Please arrange the lines below, starting with the line containing "Segment this screenshot: for" and ending with the line containing "colorbar-box xyxy=(930,475,950,492)", as a JSON list of strings with one string per line, both end lines included and blank lines omitted.
-------- ROWS
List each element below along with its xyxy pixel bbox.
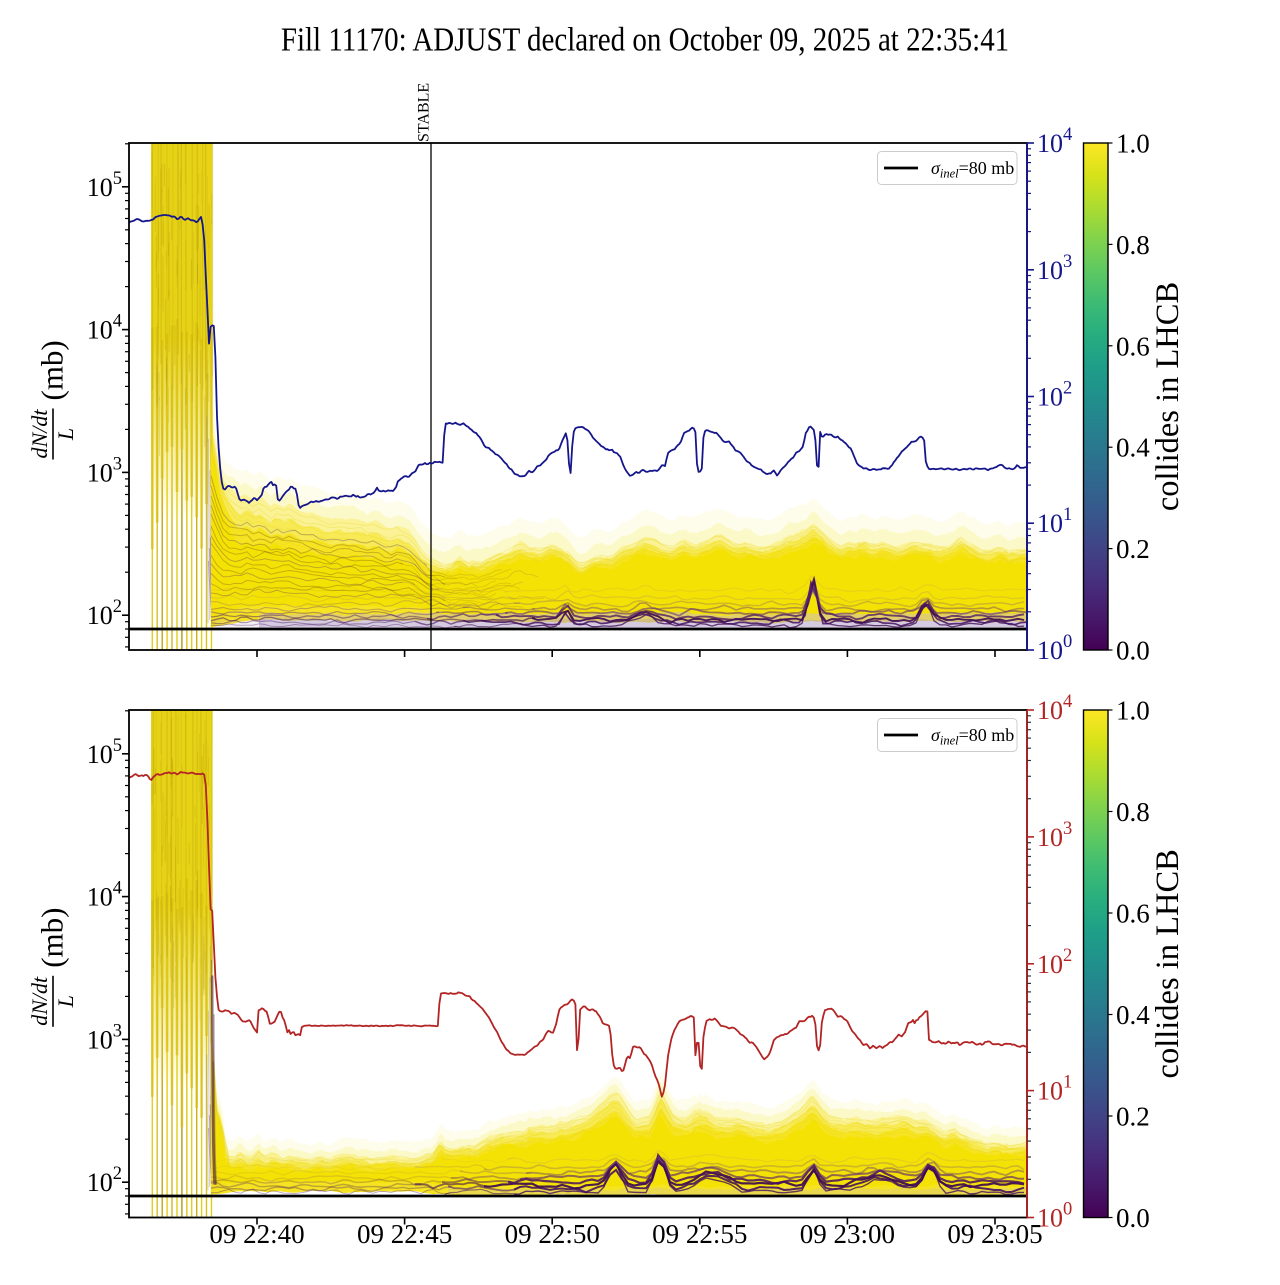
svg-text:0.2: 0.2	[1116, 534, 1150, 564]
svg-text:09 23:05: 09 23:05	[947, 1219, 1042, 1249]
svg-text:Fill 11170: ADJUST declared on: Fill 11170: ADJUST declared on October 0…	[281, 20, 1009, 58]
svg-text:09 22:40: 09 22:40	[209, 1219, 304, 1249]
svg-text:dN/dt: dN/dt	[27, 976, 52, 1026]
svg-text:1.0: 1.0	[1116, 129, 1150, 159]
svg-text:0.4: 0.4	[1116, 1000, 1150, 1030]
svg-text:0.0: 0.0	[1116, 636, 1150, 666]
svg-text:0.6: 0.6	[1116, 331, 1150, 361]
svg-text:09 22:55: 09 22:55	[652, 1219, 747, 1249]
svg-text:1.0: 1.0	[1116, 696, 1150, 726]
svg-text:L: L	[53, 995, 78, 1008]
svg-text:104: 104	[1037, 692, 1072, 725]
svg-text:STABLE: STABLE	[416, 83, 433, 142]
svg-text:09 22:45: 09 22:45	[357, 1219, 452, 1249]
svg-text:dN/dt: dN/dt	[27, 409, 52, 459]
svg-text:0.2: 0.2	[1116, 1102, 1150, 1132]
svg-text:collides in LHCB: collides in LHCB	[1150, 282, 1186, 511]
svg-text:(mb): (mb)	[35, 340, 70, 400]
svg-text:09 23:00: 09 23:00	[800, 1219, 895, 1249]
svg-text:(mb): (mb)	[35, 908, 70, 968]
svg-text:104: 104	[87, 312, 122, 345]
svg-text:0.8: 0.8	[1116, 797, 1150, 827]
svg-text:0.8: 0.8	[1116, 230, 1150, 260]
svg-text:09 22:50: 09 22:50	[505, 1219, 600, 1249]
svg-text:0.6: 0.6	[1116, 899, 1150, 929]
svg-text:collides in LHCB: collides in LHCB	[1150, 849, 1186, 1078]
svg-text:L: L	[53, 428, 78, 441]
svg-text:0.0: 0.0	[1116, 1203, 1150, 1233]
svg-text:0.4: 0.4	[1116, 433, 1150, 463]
----------------
-------- ROWS
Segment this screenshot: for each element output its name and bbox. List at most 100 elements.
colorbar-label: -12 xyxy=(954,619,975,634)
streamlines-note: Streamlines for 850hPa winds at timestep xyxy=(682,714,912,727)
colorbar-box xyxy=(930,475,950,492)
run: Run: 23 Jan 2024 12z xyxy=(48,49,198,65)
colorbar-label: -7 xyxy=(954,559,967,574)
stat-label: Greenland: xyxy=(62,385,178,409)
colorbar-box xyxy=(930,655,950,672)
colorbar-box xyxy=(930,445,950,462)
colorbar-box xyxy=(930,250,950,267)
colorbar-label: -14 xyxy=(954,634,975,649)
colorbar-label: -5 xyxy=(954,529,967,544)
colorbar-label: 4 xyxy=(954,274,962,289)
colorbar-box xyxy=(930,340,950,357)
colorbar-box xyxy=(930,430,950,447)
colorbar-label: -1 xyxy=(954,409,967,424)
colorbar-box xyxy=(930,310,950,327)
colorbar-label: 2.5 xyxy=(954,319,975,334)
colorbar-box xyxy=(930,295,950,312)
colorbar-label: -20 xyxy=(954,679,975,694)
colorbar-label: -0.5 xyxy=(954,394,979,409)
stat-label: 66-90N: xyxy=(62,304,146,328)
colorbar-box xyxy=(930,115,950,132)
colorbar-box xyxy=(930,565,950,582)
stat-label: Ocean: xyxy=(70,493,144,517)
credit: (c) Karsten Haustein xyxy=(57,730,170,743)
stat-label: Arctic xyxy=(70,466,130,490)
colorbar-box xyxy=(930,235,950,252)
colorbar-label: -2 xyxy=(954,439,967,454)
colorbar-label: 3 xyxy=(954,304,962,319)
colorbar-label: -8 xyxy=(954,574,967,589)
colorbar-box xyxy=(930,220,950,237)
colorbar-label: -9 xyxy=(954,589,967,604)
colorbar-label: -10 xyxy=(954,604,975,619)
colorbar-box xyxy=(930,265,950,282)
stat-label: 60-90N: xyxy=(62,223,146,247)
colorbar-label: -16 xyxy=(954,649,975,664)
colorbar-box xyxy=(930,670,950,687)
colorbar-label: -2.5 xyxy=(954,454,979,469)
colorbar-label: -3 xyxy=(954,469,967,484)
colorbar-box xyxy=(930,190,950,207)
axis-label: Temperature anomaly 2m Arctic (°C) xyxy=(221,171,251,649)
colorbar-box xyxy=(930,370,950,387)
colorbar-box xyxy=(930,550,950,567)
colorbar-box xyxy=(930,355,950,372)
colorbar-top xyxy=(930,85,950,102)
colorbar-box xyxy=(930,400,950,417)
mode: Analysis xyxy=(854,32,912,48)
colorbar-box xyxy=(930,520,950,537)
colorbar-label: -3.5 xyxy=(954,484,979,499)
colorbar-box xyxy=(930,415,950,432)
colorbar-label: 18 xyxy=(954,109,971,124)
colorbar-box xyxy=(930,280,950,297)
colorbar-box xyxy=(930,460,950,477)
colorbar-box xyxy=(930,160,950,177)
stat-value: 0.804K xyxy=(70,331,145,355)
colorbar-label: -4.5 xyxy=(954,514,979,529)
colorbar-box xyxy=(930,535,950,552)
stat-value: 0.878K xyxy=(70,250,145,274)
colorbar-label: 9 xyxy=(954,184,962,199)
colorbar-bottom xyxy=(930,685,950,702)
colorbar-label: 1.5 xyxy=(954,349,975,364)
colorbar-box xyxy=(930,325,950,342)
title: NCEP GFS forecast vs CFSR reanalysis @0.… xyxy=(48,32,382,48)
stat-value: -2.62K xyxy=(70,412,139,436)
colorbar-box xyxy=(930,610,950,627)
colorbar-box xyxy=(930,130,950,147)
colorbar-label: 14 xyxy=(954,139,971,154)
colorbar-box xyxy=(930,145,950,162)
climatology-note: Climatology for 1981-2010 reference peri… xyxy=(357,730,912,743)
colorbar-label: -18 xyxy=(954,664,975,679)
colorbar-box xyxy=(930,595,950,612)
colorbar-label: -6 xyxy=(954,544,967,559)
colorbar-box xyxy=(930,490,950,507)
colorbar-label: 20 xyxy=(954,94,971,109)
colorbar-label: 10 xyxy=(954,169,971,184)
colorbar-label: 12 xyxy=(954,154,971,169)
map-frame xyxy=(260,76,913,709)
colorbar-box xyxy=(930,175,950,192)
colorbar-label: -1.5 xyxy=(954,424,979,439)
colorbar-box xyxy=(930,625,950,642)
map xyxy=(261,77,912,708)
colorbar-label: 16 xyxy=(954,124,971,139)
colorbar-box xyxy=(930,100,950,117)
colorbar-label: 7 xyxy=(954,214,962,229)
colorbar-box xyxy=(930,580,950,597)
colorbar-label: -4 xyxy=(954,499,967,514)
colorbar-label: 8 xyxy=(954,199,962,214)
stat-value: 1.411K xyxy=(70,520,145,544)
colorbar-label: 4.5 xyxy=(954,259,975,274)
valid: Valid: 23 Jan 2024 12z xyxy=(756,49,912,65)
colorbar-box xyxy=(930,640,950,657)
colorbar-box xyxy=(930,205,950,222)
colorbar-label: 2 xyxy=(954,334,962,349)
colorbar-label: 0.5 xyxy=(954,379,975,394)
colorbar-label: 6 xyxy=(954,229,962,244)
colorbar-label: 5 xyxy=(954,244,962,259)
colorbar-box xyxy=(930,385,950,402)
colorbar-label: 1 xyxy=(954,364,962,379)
----------------
* **FULL ANSWER**
[
  "Segment this screenshot: for each element output its name and bbox. List at most 100 elements.",
  "colorbar-label: -12 xyxy=(954,619,975,634)",
  "streamlines-note: Streamlines for 850hPa winds at timestep xyxy=(682,714,912,727)",
  "colorbar-box xyxy=(930,475,950,492)"
]